With the images removed, repeat the data below exactly.

──────── EXTRACTED RECORDS ────────

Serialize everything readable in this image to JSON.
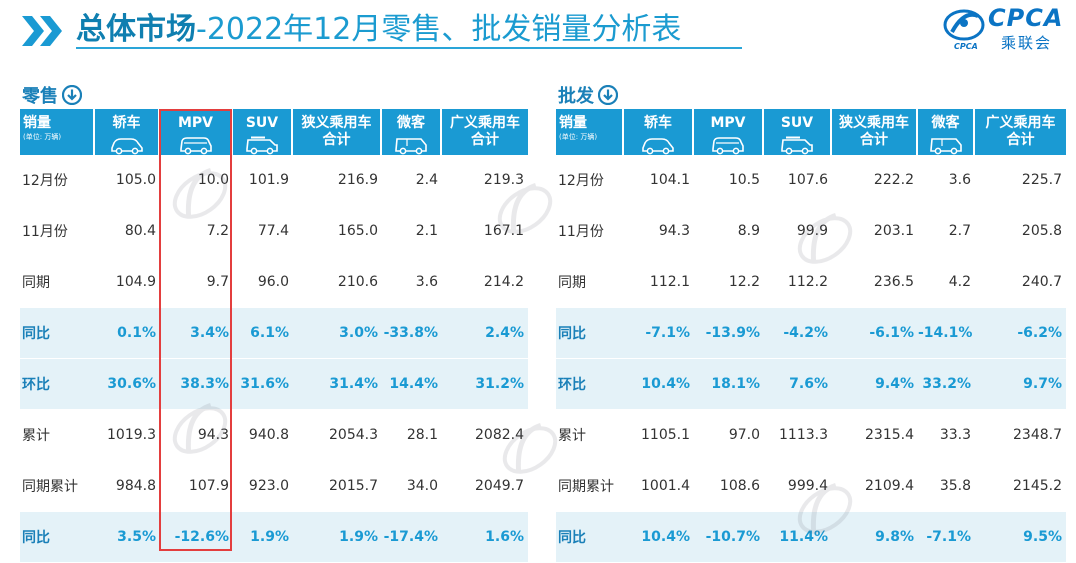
{
  "header": {
    "title_bold": "总体市场",
    "title_rest": "-2022年12月零售、批发销量分析表",
    "logo_text": "CPCA",
    "logo_sub": "乘联会",
    "logo_small": "CPCA"
  },
  "colors": {
    "accent": "#1a9ad3",
    "highlight_box": "#e33e3e",
    "row_tint": "#e4f2f8"
  },
  "retail": {
    "section_label": "零售",
    "header": {
      "first": "销量",
      "unit": "(单位: 万辆)",
      "cols": [
        {
          "line1": "轿车",
          "line2": "",
          "icon": "sedan-icon"
        },
        {
          "line1": "MPV",
          "line2": "",
          "icon": "mpv-icon"
        },
        {
          "line1": "SUV",
          "line2": "",
          "icon": "suv-icon"
        },
        {
          "line1": "狭义乘用车",
          "line2": "合计",
          "icon": ""
        },
        {
          "line1": "微客",
          "line2": "",
          "icon": "van-icon"
        },
        {
          "line1": "广义乘用车",
          "line2": "合计",
          "icon": ""
        }
      ]
    },
    "rows": [
      {
        "label": "12月份",
        "values": [
          "105.0",
          "10.0",
          "101.9",
          "216.9",
          "2.4",
          "219.3"
        ]
      },
      {
        "label": "11月份",
        "values": [
          "80.4",
          "7.2",
          "77.4",
          "165.0",
          "2.1",
          "167.1"
        ]
      },
      {
        "label": "同期",
        "values": [
          "104.9",
          "9.7",
          "96.0",
          "210.6",
          "3.6",
          "214.2"
        ]
      },
      {
        "label": "同比",
        "values": [
          "0.1%",
          "3.4%",
          "6.1%",
          "3.0%",
          "-33.8%",
          "2.4%"
        ]
      },
      {
        "label": "环比",
        "values": [
          "30.6%",
          "38.3%",
          "31.6%",
          "31.4%",
          "14.4%",
          "31.2%"
        ]
      },
      {
        "label": "累计",
        "values": [
          "1019.3",
          "94.3",
          "940.8",
          "2054.3",
          "28.1",
          "2082.4"
        ]
      },
      {
        "label": "同期累计",
        "values": [
          "984.8",
          "107.9",
          "923.0",
          "2015.7",
          "34.0",
          "2049.7"
        ]
      },
      {
        "label": "同比",
        "values": [
          "3.5%",
          "-12.6%",
          "1.9%",
          "1.9%",
          "-17.4%",
          "1.6%"
        ]
      }
    ]
  },
  "wholesale": {
    "section_label": "批发",
    "header": {
      "first": "销量",
      "unit": "(单位: 万辆)",
      "cols": [
        {
          "line1": "轿车",
          "line2": "",
          "icon": "sedan-icon"
        },
        {
          "line1": "MPV",
          "line2": "",
          "icon": "mpv-icon"
        },
        {
          "line1": "SUV",
          "line2": "",
          "icon": "suv-icon"
        },
        {
          "line1": "狭义乘用车",
          "line2": "合计",
          "icon": ""
        },
        {
          "line1": "微客",
          "line2": "",
          "icon": "van-icon"
        },
        {
          "line1": "广义乘用车",
          "line2": "合计",
          "icon": ""
        }
      ]
    },
    "rows": [
      {
        "label": "12月份",
        "values": [
          "104.1",
          "10.5",
          "107.6",
          "222.2",
          "3.6",
          "225.7"
        ]
      },
      {
        "label": "11月份",
        "values": [
          "94.3",
          "8.9",
          "99.9",
          "203.1",
          "2.7",
          "205.8"
        ]
      },
      {
        "label": "同期",
        "values": [
          "112.1",
          "12.2",
          "112.2",
          "236.5",
          "4.2",
          "240.7"
        ]
      },
      {
        "label": "同比",
        "values": [
          "-7.1%",
          "-13.9%",
          "-4.2%",
          "-6.1%",
          "-14.1%",
          "-6.2%"
        ]
      },
      {
        "label": "环比",
        "values": [
          "10.4%",
          "18.1%",
          "7.6%",
          "9.4%",
          "33.2%",
          "9.7%"
        ]
      },
      {
        "label": "累计",
        "values": [
          "1105.1",
          "97.0",
          "1113.3",
          "2315.4",
          "33.3",
          "2348.7"
        ]
      },
      {
        "label": "同期累计",
        "values": [
          "1001.4",
          "108.6",
          "999.4",
          "2109.4",
          "35.8",
          "2145.2"
        ]
      },
      {
        "label": "同比",
        "values": [
          "10.4%",
          "-10.7%",
          "11.4%",
          "9.8%",
          "-7.1%",
          "9.5%"
        ]
      }
    ]
  }
}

────────

> [FULL SOLUTION]
Serialize everything readable in this image to JSON.
{
  "header": {
    "title_bold": "总体市场",
    "title_rest": "-2022年12月零售、批发销量分析表",
    "logo_text": "CPCA",
    "logo_sub": "乘联会",
    "logo_small": "CPCA"
  },
  "colors": {
    "accent": "#1a9ad3",
    "highlight_box": "#e33e3e",
    "row_tint": "#e4f2f8"
  },
  "retail": {
    "section_label": "零售",
    "header": {
      "first": "销量",
      "unit": "(单位: 万辆)",
      "cols": [
        {
          "line1": "轿车",
          "line2": "",
          "icon": "sedan-icon"
        },
        {
          "line1": "MPV",
          "line2": "",
          "icon": "mpv-icon"
        },
        {
          "line1": "SUV",
          "line2": "",
          "icon": "suv-icon"
        },
        {
          "line1": "狭义乘用车",
          "line2": "合计",
          "icon": ""
        },
        {
          "line1": "微客",
          "line2": "",
          "icon": "van-icon"
        },
        {
          "line1": "广义乘用车",
          "line2": "合计",
          "icon": ""
        }
      ]
    },
    "rows": [
      {
        "label": "12月份",
        "values": [
          "105.0",
          "10.0",
          "101.9",
          "216.9",
          "2.4",
          "219.3"
        ]
      },
      {
        "label": "11月份",
        "values": [
          "80.4",
          "7.2",
          "77.4",
          "165.0",
          "2.1",
          "167.1"
        ]
      },
      {
        "label": "同期",
        "values": [
          "104.9",
          "9.7",
          "96.0",
          "210.6",
          "3.6",
          "214.2"
        ]
      },
      {
        "label": "同比",
        "values": [
          "0.1%",
          "3.4%",
          "6.1%",
          "3.0%",
          "-33.8%",
          "2.4%"
        ]
      },
      {
        "label": "环比",
        "values": [
          "30.6%",
          "38.3%",
          "31.6%",
          "31.4%",
          "14.4%",
          "31.2%"
        ]
      },
      {
        "label": "累计",
        "values": [
          "1019.3",
          "94.3",
          "940.8",
          "2054.3",
          "28.1",
          "2082.4"
        ]
      },
      {
        "label": "同期累计",
        "values": [
          "984.8",
          "107.9",
          "923.0",
          "2015.7",
          "34.0",
          "2049.7"
        ]
      },
      {
        "label": "同比",
        "values": [
          "3.5%",
          "-12.6%",
          "1.9%",
          "1.9%",
          "-17.4%",
          "1.6%"
        ]
      }
    ]
  },
  "wholesale": {
    "section_label": "批发",
    "header": {
      "first": "销量",
      "unit": "(单位: 万辆)",
      "cols": [
        {
          "line1": "轿车",
          "line2": "",
          "icon": "sedan-icon"
        },
        {
          "line1": "MPV",
          "line2": "",
          "icon": "mpv-icon"
        },
        {
          "line1": "SUV",
          "line2": "",
          "icon": "suv-icon"
        },
        {
          "line1": "狭义乘用车",
          "line2": "合计",
          "icon": ""
        },
        {
          "line1": "微客",
          "line2": "",
          "icon": "van-icon"
        },
        {
          "line1": "广义乘用车",
          "line2": "合计",
          "icon": ""
        }
      ]
    },
    "rows": [
      {
        "label": "12月份",
        "values": [
          "104.1",
          "10.5",
          "107.6",
          "222.2",
          "3.6",
          "225.7"
        ]
      },
      {
        "label": "11月份",
        "values": [
          "94.3",
          "8.9",
          "99.9",
          "203.1",
          "2.7",
          "205.8"
        ]
      },
      {
        "label": "同期",
        "values": [
          "112.1",
          "12.2",
          "112.2",
          "236.5",
          "4.2",
          "240.7"
        ]
      },
      {
        "label": "同比",
        "values": [
          "-7.1%",
          "-13.9%",
          "-4.2%",
          "-6.1%",
          "-14.1%",
          "-6.2%"
        ]
      },
      {
        "label": "环比",
        "values": [
          "10.4%",
          "18.1%",
          "7.6%",
          "9.4%",
          "33.2%",
          "9.7%"
        ]
      },
      {
        "label": "累计",
        "values": [
          "1105.1",
          "97.0",
          "1113.3",
          "2315.4",
          "33.3",
          "2348.7"
        ]
      },
      {
        "label": "同期累计",
        "values": [
          "1001.4",
          "108.6",
          "999.4",
          "2109.4",
          "35.8",
          "2145.2"
        ]
      },
      {
        "label": "同比",
        "values": [
          "10.4%",
          "-10.7%",
          "11.4%",
          "9.8%",
          "-7.1%",
          "9.5%"
        ]
      }
    ]
  }
}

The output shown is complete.